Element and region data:
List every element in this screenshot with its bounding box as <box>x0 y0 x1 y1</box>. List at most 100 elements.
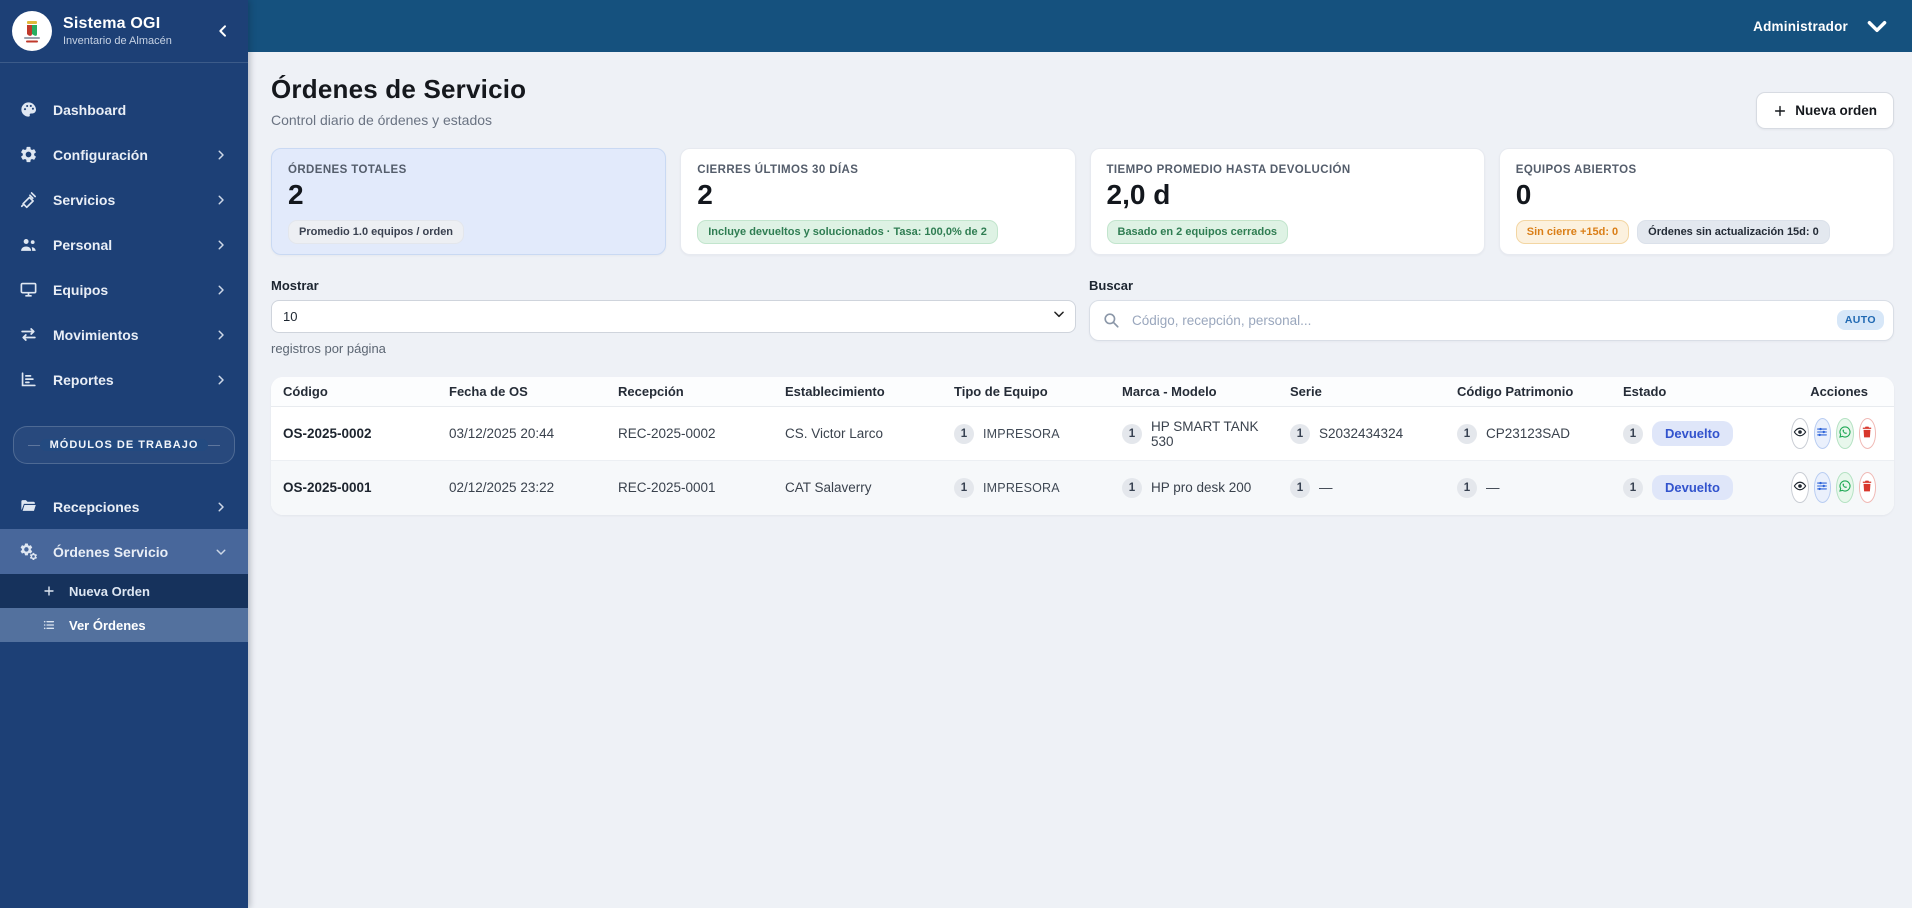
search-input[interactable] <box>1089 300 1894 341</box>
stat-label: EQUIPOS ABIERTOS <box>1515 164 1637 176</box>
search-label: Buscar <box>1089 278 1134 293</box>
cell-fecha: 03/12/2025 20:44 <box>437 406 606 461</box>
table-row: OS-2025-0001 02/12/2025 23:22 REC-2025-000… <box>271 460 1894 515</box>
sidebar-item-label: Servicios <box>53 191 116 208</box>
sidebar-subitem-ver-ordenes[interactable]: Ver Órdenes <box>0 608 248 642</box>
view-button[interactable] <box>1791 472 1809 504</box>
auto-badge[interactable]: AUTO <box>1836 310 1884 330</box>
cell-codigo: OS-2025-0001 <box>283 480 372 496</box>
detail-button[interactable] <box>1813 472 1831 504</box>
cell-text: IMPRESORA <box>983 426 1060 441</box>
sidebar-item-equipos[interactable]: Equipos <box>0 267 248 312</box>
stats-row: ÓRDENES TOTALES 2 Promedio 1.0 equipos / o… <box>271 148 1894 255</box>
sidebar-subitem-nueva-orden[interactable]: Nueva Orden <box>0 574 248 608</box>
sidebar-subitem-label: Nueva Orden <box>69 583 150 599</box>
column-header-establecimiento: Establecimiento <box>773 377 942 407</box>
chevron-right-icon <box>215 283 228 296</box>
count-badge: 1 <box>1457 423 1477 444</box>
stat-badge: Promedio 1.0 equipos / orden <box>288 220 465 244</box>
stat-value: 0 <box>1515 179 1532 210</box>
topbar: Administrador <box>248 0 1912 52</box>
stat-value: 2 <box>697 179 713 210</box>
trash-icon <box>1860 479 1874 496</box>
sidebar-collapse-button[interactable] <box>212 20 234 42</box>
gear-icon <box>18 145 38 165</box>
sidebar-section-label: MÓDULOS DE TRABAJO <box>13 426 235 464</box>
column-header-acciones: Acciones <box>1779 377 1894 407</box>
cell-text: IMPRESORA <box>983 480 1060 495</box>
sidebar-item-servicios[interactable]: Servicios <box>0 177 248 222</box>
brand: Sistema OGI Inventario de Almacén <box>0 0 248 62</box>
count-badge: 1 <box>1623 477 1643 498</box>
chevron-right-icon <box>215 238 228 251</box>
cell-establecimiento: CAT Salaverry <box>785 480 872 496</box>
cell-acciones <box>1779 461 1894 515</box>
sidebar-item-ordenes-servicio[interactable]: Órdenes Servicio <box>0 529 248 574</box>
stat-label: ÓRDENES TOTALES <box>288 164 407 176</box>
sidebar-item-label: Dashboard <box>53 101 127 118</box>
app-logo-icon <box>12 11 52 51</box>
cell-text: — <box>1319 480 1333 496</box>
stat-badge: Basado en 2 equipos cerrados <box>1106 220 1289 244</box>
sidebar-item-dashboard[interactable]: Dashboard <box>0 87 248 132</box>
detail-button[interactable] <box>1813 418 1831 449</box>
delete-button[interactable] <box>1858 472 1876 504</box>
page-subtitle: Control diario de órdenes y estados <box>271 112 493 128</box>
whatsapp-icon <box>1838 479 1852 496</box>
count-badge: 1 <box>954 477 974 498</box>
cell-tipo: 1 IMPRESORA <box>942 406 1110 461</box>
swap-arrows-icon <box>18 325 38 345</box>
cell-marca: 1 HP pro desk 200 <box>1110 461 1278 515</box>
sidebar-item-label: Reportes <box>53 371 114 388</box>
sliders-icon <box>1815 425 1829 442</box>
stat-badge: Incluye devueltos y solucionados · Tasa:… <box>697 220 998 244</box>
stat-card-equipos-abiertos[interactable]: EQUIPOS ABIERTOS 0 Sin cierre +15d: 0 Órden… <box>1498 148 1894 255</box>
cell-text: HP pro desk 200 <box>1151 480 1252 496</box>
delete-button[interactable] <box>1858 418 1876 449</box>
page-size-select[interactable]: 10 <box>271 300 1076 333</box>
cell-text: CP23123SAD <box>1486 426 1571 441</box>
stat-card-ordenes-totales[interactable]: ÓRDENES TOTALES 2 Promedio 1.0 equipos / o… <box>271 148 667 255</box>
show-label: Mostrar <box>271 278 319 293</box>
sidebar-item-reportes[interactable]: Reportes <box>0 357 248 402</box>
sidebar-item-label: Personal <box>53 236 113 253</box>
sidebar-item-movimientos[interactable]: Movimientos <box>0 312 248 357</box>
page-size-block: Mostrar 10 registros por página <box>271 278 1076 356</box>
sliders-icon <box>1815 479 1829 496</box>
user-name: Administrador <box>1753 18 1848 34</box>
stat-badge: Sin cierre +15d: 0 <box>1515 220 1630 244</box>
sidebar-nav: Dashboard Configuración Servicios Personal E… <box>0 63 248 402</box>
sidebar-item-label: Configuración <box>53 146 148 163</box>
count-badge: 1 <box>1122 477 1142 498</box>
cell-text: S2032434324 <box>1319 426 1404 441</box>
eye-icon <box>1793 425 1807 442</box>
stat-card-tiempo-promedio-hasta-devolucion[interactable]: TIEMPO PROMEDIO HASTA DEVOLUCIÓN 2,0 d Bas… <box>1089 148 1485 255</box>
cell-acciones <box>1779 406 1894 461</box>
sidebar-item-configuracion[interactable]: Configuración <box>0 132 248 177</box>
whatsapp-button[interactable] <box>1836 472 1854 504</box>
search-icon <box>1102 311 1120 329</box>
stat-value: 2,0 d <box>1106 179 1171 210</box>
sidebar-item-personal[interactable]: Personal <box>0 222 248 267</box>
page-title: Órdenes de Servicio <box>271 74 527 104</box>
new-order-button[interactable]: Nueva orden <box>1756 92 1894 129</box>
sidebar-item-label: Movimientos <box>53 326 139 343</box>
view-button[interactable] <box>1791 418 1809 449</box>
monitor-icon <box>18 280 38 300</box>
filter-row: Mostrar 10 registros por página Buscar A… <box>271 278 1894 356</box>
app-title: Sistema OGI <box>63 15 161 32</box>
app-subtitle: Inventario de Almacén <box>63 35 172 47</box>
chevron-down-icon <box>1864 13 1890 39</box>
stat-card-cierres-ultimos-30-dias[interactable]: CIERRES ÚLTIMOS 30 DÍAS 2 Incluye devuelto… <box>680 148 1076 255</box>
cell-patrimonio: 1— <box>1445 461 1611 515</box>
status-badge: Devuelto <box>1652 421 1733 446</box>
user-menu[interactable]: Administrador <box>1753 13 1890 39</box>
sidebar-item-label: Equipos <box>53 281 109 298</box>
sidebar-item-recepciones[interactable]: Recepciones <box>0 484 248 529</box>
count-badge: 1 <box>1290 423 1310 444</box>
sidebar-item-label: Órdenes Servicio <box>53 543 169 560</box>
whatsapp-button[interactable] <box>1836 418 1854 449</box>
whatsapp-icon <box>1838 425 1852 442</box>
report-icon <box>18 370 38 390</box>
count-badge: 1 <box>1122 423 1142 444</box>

Problem description: Reproduce verbatim the stretch of lines from the one containing "search-input[interactable] <box>1089 300" through the one containing "chevron-right-icon <box>215 283 228 296</box>", with both of those lines included.

Answer for the task:
search-input[interactable] <box>1089 300 1894 341</box>
stat-label: EQUIPOS ABIERTOS <box>1515 164 1637 176</box>
search-label: Buscar <box>1089 278 1134 293</box>
cell-fecha: 03/12/2025 20:44 <box>437 406 606 461</box>
table-row: OS-2025-0001 02/12/2025 23:22 REC-2025-000… <box>271 460 1894 515</box>
sidebar-item-label: Servicios <box>53 191 116 208</box>
sidebar-subitem-ver-ordenes[interactable]: Ver Órdenes <box>0 608 248 642</box>
view-button[interactable] <box>1791 472 1809 504</box>
auto-badge[interactable]: AUTO <box>1836 310 1884 330</box>
cell-codigo: OS-2025-0001 <box>283 480 372 496</box>
detail-button[interactable] <box>1813 472 1831 504</box>
cell-text: IMPRESORA <box>983 426 1060 441</box>
sidebar-item-equipos[interactable]: Equipos <box>0 267 248 312</box>
stats-row: ÓRDENES TOTALES 2 Promedio 1.0 equipos / o… <box>271 148 1894 255</box>
sidebar-subitem-nueva-orden[interactable]: Nueva Orden <box>0 574 248 608</box>
sidebar-subitem-label: Nueva Orden <box>69 583 150 599</box>
column-header-establecimiento: Establecimiento <box>773 377 942 407</box>
chevron-right-icon <box>215 283 228 296</box>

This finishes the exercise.